--- start of Material for the task ---
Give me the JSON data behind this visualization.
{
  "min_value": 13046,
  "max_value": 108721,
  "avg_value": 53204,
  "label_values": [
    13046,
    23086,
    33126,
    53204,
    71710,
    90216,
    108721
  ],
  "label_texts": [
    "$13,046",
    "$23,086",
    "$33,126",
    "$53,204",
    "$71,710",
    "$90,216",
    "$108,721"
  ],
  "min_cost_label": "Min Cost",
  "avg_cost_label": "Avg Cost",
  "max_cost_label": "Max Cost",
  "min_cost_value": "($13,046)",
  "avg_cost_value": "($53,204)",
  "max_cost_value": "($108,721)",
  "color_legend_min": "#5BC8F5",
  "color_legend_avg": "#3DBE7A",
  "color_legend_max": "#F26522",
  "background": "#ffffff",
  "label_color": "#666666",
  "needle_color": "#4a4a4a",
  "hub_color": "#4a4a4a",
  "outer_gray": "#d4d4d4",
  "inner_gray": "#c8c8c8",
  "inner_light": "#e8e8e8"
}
--- end of Material for the task ---
Exercise description
Print every record exactly as it was given.

Result below
Give me the JSON data behind this visualization.
{
  "min_value": 13046,
  "max_value": 108721,
  "avg_value": 53204,
  "label_values": [
    13046,
    23086,
    33126,
    53204,
    71710,
    90216,
    108721
  ],
  "label_texts": [
    "$13,046",
    "$23,086",
    "$33,126",
    "$53,204",
    "$71,710",
    "$90,216",
    "$108,721"
  ],
  "min_cost_label": "Min Cost",
  "avg_cost_label": "Avg Cost",
  "max_cost_label": "Max Cost",
  "min_cost_value": "($13,046)",
  "avg_cost_value": "($53,204)",
  "max_cost_value": "($108,721)",
  "color_legend_min": "#5BC8F5",
  "color_legend_avg": "#3DBE7A",
  "color_legend_max": "#F26522",
  "background": "#ffffff",
  "label_color": "#666666",
  "needle_color": "#4a4a4a",
  "hub_color": "#4a4a4a",
  "outer_gray": "#d4d4d4",
  "inner_gray": "#c8c8c8",
  "inner_light": "#e8e8e8"
}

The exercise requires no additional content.